▸ **Aim**
Every record below should be printed exactly as given.

▸ **The data**
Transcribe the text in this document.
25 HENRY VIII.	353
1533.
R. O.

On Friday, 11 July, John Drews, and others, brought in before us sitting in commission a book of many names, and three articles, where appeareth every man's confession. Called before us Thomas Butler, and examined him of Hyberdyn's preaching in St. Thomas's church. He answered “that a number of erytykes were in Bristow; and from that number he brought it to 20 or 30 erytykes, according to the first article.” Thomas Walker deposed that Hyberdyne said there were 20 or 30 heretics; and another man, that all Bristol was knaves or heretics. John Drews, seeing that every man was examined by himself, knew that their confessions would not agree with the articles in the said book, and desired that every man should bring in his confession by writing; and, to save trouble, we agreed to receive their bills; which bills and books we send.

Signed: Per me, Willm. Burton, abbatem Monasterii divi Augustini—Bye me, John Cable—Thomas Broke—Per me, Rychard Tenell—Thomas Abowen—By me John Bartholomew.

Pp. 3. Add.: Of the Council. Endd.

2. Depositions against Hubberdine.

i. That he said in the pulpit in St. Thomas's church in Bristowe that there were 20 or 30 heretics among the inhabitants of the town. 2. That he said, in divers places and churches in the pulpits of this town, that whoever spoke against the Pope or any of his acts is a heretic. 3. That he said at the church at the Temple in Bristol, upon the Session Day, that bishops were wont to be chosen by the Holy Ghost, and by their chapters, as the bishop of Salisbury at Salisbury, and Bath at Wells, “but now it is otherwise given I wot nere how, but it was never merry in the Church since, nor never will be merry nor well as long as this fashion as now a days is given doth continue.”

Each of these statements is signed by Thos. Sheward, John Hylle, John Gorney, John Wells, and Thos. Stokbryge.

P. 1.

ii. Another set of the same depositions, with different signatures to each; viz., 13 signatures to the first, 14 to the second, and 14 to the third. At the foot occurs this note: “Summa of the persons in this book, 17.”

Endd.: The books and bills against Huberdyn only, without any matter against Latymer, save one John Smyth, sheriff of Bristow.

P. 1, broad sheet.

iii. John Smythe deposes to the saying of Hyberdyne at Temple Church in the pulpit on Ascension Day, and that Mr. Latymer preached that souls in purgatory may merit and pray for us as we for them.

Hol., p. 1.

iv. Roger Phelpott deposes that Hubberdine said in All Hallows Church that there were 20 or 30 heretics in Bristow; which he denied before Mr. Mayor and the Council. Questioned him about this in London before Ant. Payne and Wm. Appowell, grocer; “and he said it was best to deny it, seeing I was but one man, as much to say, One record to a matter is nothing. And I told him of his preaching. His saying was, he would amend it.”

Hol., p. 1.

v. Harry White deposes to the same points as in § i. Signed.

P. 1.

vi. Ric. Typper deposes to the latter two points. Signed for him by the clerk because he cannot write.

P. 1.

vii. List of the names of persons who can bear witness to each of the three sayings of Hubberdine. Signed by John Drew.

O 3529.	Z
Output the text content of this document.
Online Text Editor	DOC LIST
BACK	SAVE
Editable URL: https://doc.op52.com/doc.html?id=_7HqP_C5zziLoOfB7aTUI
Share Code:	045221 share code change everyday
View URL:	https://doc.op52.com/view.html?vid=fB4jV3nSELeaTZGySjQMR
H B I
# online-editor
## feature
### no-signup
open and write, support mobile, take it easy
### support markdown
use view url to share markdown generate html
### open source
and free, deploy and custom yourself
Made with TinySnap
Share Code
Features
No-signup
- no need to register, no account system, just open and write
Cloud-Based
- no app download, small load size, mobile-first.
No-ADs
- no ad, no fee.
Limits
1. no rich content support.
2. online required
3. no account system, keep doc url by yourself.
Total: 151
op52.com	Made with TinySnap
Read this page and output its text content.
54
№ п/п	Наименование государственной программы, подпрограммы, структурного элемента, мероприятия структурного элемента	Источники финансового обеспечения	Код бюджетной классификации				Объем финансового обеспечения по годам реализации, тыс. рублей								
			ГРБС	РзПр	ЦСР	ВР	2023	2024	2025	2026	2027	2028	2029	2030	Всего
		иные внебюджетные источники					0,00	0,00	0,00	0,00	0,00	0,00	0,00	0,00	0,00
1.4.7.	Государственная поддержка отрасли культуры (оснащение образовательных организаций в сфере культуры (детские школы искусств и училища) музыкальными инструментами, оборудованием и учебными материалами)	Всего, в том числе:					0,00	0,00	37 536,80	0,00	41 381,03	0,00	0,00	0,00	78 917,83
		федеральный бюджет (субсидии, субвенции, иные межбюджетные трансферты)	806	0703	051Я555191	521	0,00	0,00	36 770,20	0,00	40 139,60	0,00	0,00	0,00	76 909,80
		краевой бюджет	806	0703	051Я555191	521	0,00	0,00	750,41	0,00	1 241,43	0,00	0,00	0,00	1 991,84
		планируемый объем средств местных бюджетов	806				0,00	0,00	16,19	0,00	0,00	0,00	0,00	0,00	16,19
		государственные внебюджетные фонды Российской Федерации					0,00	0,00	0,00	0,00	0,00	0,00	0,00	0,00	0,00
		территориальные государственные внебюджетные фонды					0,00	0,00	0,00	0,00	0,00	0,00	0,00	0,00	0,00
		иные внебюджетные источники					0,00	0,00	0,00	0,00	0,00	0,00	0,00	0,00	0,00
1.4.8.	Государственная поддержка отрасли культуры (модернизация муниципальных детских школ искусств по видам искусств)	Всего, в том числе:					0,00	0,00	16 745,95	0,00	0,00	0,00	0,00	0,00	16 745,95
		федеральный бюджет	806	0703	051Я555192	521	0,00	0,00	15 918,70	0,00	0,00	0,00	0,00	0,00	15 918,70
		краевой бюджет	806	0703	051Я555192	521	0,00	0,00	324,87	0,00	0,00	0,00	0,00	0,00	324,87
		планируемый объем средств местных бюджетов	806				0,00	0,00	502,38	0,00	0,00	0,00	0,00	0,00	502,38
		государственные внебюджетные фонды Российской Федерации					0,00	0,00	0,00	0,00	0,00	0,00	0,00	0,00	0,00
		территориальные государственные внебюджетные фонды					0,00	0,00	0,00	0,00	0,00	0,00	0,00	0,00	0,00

▸ **Response below**
Transcribe the text in this document.
25 HENRY VIII.	353
1533.
R. O.

On Friday, 11 July, John Drews, and others, brought in before us sitting in commission a book of many names, and three articles, where appeareth every man's confession. Called before us Thomas Butler, and examined him of Hyberdyn's preaching in St. Thomas's church. He answered “that a number of erytykes were in Bristow; and from that number he brought it to 20 or 30 erytykes, according to the first article.” Thomas Walker deposed that Hyberdyne said there were 20 or 30 heretics; and another man, that all Bristol was knaves or heretics. John Drews, seeing that every man was examined by himself, knew that their confessions would not agree with the articles in the said book, and desired that every man should bring in his confession by writing; and, to save trouble, we agreed to receive their bills; which bills and books we send.

Signed: Per me, Willm. Burton, abbatem Monasterii divi Augustini—Bye me, John Cable—Thomas Broke—Per me, Rychard Tenell—Thomas Abowen—By me John Bartholomew.

Pp. 3. Add.: Of the Council. Endd.

2. Depositions against Hubberdine.

i. That he said in the pulpit in St. Thomas's church in Bristowe that there were 20 or 30 heretics among the inhabitants of the town. 2. That he said, in divers places and churches in the pulpits of this town, that whoever spoke against the Pope or any of his acts is a heretic. 3. That he said at the church at the Temple in Bristol, upon the Session Day, that bishops were wont to be chosen by the Holy Ghost, and by their chapters, as the bishop of Salisbury at Salisbury, and Bath at Wells, “but now it is otherwise given I wot nere how, but it was never merry in the Church since, nor never will be merry nor well as long as this fashion as now a days is given doth continue.”

Each of these statements is signed by Thos. Sheward, John Hylle, John Gorney, John Wells, and Thos. Stokbryge.

P. 1.

ii. Another set of the same depositions, with different signatures to each; viz., 13 signatures to the first, 14 to the second, and 14 to the third. At the foot occurs this note: “Summa of the persons in this book, 17.”

Endd.: The books and bills against Huberdyn only, without any matter against Latymer, save one John Smyth, sheriff of Bristow.

P. 1, broad sheet.

iii. John Smythe deposes to the saying of Hyberdyne at Temple Church in the pulpit on Ascension Day, and that Mr. Latymer preached that souls in purgatory may merit and pray for us as we for them.

Hol., p. 1.

iv. Roger Phelpott deposes that Hubberdine said in All Hallows Church that there were 20 or 30 heretics in Bristow; which he denied before Mr. Mayor and the Council. Questioned him about this in London before Ant. Payne and Wm. Appowell, grocer; “and he said it was best to deny it, seeing I was but one man, as much to say, One record to a matter is nothing. And I told him of his preaching. His saying was, he would amend it.”

Hol., p. 1.

v. Harry White deposes to the same points as in § i. Signed.

P. 1.

vi. Ric. Typper deposes to the latter two points. Signed for him by the clerk because he cannot write.

P. 1.

vii. List of the names of persons who can bear witness to each of the three sayings of Hubberdine. Signed by John Drew.

O 3529.	Z
Output the text content of this document.
Online Text Editor	DOC LIST
BACK	SAVE
Editable URL: https://doc.op52.com/doc.html?id=_7HqP_C5zziLoOfB7aTUI
Share Code:	045221 share code change everyday
View URL:	https://doc.op52.com/view.html?vid=fB4jV3nSELeaTZGySjQMR
H B I
# online-editor
## feature
### no-signup
open and write, support mobile, take it easy
### support markdown
use view url to share markdown generate html
### open source
and free, deploy and custom yourself
Made with TinySnap
Share Code
Features
No-signup
- no need to register, no account system, just open and write
Cloud-Based
- no app download, small load size, mobile-first.
No-ADs
- no ad, no fee.
Limits
1. no rich content support.
2. online required
3. no account system, keep doc url by yourself.
Total: 151
op52.com	Made with TinySnap
Read this page and output its text content.
54
№ п/п	Наименование государственной программы, подпрограммы, структурного элемента, мероприятия структурного элемента	Источники финансового обеспечения	Код бюджетной классификации				Объем финансового обеспечения по годам реализации, тыс. рублей								
			ГРБС	РзПр	ЦСР	ВР	2023	2024	2025	2026	2027	2028	2029	2030	Всего
		иные внебюджетные источники					0,00	0,00	0,00	0,00	0,00	0,00	0,00	0,00	0,00
1.4.7.	Государственная поддержка отрасли культуры (оснащение образовательных организаций в сфере культуры (детские школы искусств и училища) музыкальными инструментами, оборудованием и учебными материалами)	Всего, в том числе:					0,00	0,00	37 536,80	0,00	41 381,03	0,00	0,00	0,00	78 917,83
		федеральный бюджет (субсидии, субвенции, иные межбюджетные трансферты)	806	0703	051Я555191	521	0,00	0,00	36 770,20	0,00	40 139,60	0,00	0,00	0,00	76 909,80
		краевой бюджет	806	0703	051Я555191	521	0,00	0,00	750,41	0,00	1 241,43	0,00	0,00	0,00	1 991,84
		планируемый объем средств местных бюджетов	806				0,00	0,00	16,19	0,00	0,00	0,00	0,00	0,00	16,19
		государственные внебюджетные фонды Российской Федерации					0,00	0,00	0,00	0,00	0,00	0,00	0,00	0,00	0,00
		территориальные государственные внебюджетные фонды					0,00	0,00	0,00	0,00	0,00	0,00	0,00	0,00	0,00
		иные внебюджетные источники					0,00	0,00	0,00	0,00	0,00	0,00	0,00	0,00	0,00
1.4.8.	Государственная поддержка отрасли культуры (модернизация муниципальных детских школ искусств по видам искусств)	Всего, в том числе:					0,00	0,00	16 745,95	0,00	0,00	0,00	0,00	0,00	16 745,95
		федеральный бюджет	806	0703	051Я555192	521	0,00	0,00	15 918,70	0,00	0,00	0,00	0,00	0,00	15 918,70
		краевой бюджет	806	0703	051Я555192	521	0,00	0,00	324,87	0,00	0,00	0,00	0,00	0,00	324,87
		планируемый объем средств местных бюджетов	806				0,00	0,00	502,38	0,00	0,00	0,00	0,00	0,00	502,38
		государственные внебюджетные фонды Российской Федерации					0,00	0,00	0,00	0,00	0,00	0,00	0,00	0,00	0,00
		территориальные государственные внебюджетные фонды					0,00	0,00	0,00	0,00	0,00	0,00	0,00	0,00	0,00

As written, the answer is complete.